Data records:
____________

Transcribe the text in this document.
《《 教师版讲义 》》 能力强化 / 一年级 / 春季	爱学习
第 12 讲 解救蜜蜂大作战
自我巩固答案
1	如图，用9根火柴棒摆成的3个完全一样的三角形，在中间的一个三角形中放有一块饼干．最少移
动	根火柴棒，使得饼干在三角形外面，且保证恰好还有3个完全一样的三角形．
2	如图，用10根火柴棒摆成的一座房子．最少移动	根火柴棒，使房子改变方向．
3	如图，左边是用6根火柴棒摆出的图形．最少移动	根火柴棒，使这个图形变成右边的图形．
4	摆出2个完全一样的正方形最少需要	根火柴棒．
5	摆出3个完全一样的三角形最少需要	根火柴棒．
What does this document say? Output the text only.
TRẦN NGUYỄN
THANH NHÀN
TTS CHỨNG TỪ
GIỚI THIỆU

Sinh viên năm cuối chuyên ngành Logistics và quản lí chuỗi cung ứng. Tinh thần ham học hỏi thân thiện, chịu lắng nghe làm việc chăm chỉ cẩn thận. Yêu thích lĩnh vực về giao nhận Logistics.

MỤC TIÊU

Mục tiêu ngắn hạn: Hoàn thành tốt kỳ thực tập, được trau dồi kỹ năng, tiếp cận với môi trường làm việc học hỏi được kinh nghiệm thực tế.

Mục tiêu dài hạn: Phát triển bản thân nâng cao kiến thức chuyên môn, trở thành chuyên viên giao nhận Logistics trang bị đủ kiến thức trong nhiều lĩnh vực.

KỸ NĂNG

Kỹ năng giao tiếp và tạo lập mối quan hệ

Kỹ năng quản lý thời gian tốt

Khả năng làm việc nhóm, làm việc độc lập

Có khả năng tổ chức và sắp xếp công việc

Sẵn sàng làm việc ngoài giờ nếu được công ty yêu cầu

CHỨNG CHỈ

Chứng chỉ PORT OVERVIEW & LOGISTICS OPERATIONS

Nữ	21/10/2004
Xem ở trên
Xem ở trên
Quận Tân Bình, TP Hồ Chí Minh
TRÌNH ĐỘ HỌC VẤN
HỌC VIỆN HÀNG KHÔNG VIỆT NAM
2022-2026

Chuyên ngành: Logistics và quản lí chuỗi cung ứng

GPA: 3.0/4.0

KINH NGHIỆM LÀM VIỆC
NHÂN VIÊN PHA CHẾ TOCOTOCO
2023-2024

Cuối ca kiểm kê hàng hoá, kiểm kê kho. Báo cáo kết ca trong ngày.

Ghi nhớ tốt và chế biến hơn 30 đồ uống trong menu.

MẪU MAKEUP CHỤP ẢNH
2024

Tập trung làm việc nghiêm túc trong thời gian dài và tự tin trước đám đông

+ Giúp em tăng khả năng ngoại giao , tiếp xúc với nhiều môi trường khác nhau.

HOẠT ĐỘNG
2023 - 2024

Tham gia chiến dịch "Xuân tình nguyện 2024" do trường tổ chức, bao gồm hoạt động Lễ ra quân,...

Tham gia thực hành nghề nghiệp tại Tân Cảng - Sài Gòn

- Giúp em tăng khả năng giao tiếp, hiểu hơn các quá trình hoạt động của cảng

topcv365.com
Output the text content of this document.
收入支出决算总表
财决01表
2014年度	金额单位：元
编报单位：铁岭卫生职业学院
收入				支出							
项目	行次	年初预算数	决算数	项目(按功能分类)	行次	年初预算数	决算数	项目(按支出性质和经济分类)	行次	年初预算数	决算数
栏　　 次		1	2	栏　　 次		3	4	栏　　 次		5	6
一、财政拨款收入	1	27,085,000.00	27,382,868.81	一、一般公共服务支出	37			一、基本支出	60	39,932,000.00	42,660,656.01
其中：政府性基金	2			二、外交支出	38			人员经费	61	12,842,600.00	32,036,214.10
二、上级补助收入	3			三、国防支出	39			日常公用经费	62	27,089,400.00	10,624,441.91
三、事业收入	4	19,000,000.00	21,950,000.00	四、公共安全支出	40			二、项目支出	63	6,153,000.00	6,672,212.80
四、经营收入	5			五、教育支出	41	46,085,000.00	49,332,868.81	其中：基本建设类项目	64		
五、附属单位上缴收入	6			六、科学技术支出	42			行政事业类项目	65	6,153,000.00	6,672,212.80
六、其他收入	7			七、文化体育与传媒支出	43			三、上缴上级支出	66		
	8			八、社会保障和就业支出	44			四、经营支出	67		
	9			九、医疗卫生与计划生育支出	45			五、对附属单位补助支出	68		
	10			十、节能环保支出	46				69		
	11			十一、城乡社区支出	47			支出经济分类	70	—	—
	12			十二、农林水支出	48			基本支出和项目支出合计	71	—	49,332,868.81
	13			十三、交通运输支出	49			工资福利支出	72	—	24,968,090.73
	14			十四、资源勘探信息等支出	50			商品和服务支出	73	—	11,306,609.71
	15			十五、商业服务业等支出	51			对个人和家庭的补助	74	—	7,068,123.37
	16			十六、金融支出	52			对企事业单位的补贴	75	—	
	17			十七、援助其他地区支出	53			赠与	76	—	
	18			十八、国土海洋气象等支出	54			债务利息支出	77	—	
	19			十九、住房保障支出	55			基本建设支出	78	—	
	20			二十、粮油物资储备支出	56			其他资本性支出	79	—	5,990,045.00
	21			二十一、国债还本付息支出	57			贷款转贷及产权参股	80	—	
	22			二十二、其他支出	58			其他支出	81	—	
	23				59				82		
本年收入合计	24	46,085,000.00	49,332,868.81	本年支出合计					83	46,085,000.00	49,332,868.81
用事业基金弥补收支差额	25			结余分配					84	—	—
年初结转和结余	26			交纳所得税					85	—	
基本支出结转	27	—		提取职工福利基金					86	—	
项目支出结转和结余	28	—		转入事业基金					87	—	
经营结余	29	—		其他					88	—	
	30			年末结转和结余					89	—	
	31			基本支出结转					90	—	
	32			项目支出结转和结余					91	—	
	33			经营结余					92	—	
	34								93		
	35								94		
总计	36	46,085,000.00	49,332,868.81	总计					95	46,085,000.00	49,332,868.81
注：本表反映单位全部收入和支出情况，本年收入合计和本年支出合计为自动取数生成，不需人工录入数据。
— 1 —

____________

INSTRUCTIONS FOR THE TASK
Copy each line that contains the word "document".

SOLUTION
Transcribe the text in this document.
What does this document say? Output the text only.
Output the text content of this document.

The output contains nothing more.